◆ **Written request**
Take every line from the listing below that contains "Essa".

───── Provided entries ─────

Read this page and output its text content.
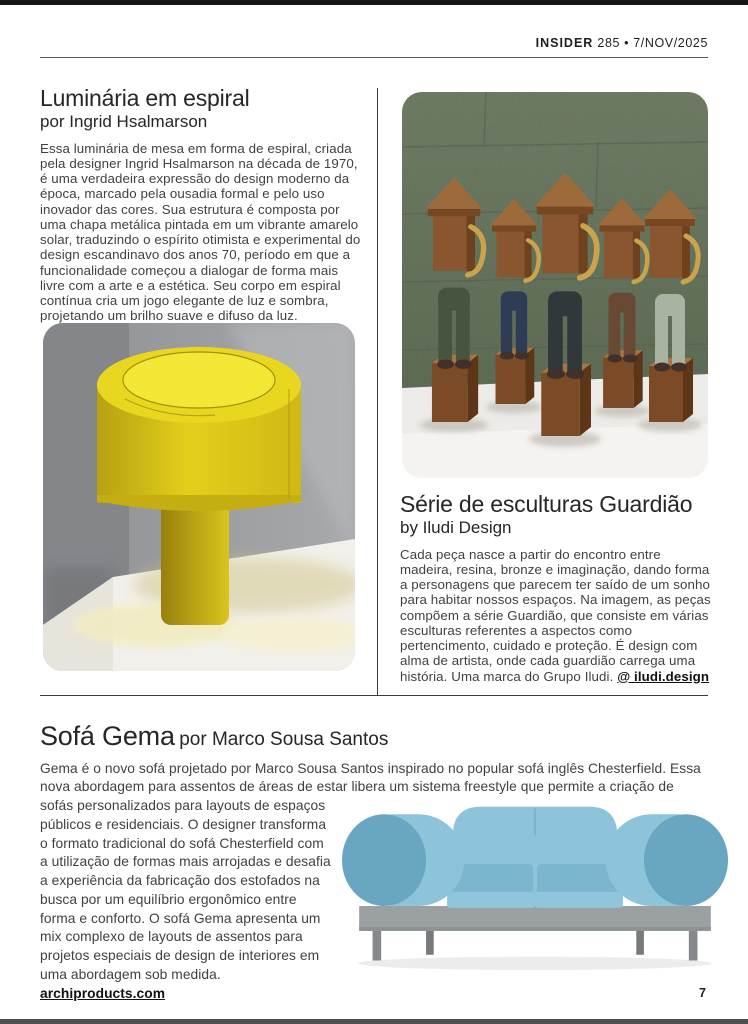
INSIDER 285 • 7/NOV/2025
Luminária em espiral
por Ingrid Hsalmarson

Essa luminária de mesa em forma de espiral, criada pela designer Ingrid Hsalmarson na década de 1970, é uma verdadeira expressão do design moderno da época, marcado pela ousadia formal e pelo uso inovador das cores. Sua estrutura é composta por uma chapa metálica pintada em um vibrante amarelo solar, traduzindo o espírito otimista e experimental do design escandinavo dos anos 70, período em que a funcionalidade começou a dialogar de forma mais livre com a arte e a estética. Seu corpo em espiral contínua cria um jogo elegante de luz e sombra, projetando um brilho suave e difuso da luz.

Série de esculturas Guardião
by Iludi Design

Cada peça nasce a partir do encontro entre madeira, resina, bronze e imaginação, dando forma a personagens que parecem ter saído de um sonho para habitar nossos espaços. Na imagem, as peças compõem a série Guardião, que consiste em várias esculturas referentes a aspectos como pertencimento, cuidado e proteção. É design com alma de artista, onde cada guardião carrega uma história. Uma marca do Grupo Iludi. @ iludi.design

Sofá Gema por Marco Sousa Santos

Gema é o novo sofá projetado por Marco Sousa Santos inspirado no popular sofá inglês Chesterfield. Essa nova abordagem para assentos de áreas de estar libera um sistema freestyle que permite a criação de sofás personalizados para layouts de espaços públicos e residenciais. O designer transforma o formato tradicional do sofá Chesterfield com a utilização de formas mais arrojadas e desafia a experiência da fabricação dos estofados na busca por um equilíbrio ergonômico entre forma e conforto. O sofá Gema apresenta um mix complexo de layouts de assentos para projetos especiais de design de interiores em uma abordagem sob medida. archiproducts.com	7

─────

◆ **Response**
Essa luminária de mesa em forma de espiral, criada pela designer Ingrid Hsalmarson na década de 1970, é uma verdadeira expressão do design moderno da época, marcado pela ousadia formal e pelo uso inovador das cores. Sua estrutura é composta por uma chapa metálica pintada em um vibrante amarelo solar, traduzindo o espírito otimista e experimental do design escandinavo dos anos 70, período em que a funcionalidade começou a dialogar de forma mais livre com a arte e a estética. Seu corpo em espiral contínua cria um jogo elegante de luz e sombra, projetando um brilho suave e difuso da luz.
Gema é o novo sofá projetado por Marco Sousa Santos inspirado no popular sofá inglês Chesterfield. Essa nova abordagem para assentos de áreas de estar libera um sistema freestyle que permite a criação de sofás personalizados para layouts de espaços públicos e residenciais. O designer transforma o formato tradicional do sofá Chesterfield com a utilização de formas mais arrojadas e desafia a experiência da fabricação dos estofados na busca por um equilíbrio ergonômico entre forma e conforto. O sofá Gema apresenta um mix complexo de layouts de assentos para projetos especiais de design de interiores em uma abordagem sob medida. archiproducts.com	7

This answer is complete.